**The problem:** Every line below that contains "гидротехнической" is to be copied.
=== Stored data ===
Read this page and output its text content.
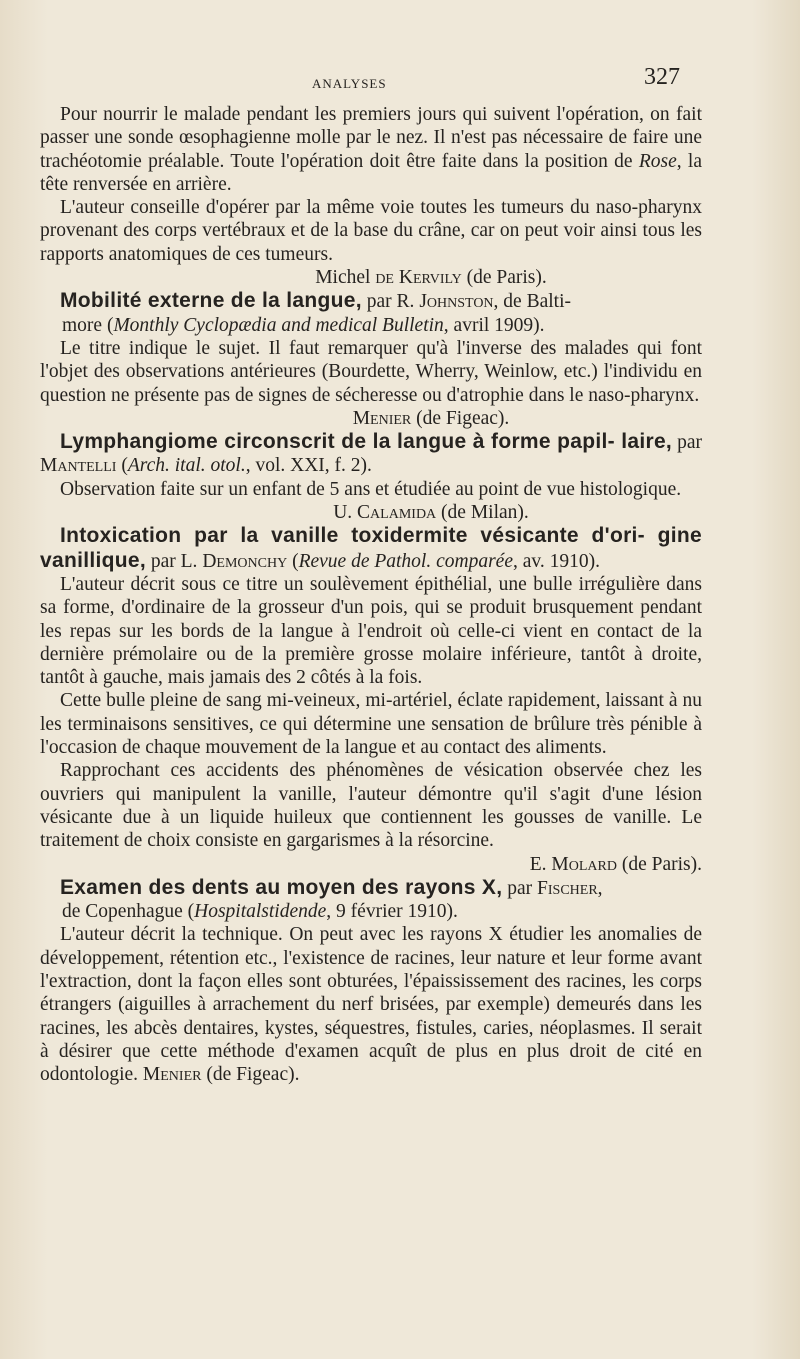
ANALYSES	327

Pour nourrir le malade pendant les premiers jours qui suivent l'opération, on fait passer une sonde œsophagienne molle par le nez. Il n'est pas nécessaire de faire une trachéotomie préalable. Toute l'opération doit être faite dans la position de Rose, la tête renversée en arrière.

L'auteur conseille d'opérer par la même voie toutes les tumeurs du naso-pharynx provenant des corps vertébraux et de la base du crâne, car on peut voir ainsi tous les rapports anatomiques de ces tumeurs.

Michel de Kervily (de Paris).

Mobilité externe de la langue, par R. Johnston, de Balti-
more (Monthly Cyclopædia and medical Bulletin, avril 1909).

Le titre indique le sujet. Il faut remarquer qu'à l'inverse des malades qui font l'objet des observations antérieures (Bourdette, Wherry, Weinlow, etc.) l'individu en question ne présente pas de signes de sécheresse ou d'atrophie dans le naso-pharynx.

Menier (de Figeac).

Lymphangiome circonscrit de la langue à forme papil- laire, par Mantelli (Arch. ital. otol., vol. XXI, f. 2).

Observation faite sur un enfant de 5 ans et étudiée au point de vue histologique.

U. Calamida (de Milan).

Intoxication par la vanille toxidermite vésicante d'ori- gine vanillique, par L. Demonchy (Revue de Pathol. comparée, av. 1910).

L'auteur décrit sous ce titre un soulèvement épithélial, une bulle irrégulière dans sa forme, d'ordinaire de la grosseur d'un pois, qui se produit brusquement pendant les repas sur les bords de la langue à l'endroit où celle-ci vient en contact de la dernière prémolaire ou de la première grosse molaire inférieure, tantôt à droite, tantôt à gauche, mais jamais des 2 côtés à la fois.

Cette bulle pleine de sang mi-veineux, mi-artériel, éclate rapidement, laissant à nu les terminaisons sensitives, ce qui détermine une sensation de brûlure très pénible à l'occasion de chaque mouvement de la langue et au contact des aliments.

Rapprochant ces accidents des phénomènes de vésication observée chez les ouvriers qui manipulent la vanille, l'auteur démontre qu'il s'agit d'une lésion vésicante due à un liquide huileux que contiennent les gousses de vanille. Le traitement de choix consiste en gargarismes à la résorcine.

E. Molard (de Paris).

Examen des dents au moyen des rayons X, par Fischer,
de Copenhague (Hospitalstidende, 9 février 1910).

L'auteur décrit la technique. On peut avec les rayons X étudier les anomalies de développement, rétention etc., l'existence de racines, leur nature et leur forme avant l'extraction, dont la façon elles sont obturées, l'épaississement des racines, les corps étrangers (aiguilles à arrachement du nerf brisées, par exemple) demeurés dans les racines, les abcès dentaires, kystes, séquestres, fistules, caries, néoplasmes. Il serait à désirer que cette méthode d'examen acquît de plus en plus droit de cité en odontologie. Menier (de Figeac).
===
=== Stored data ===
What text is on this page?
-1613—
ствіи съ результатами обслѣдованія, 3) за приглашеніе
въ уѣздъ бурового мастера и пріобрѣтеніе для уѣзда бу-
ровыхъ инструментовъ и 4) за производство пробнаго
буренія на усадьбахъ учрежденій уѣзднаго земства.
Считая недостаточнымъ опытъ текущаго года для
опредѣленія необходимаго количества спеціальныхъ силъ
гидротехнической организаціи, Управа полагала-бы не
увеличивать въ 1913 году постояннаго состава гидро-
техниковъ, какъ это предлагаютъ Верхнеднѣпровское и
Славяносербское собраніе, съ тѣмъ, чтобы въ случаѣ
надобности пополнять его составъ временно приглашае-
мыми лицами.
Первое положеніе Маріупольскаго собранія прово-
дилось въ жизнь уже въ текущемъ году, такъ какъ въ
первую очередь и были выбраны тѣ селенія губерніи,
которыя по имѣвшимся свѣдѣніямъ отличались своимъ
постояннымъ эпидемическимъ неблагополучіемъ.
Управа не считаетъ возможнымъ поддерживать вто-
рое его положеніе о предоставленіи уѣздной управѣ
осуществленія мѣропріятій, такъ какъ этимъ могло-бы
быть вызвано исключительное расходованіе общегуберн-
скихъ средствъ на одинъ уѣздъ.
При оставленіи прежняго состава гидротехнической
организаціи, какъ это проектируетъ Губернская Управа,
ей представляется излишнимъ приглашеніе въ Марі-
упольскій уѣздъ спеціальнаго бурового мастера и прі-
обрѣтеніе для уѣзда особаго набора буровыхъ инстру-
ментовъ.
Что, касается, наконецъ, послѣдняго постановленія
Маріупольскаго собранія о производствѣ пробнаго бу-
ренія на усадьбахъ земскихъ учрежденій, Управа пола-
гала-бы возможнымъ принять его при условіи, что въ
===
**The completed task:**
гидротехнической организаціи, Управа полагала-бы не
При оставленіи прежняго состава гидротехнической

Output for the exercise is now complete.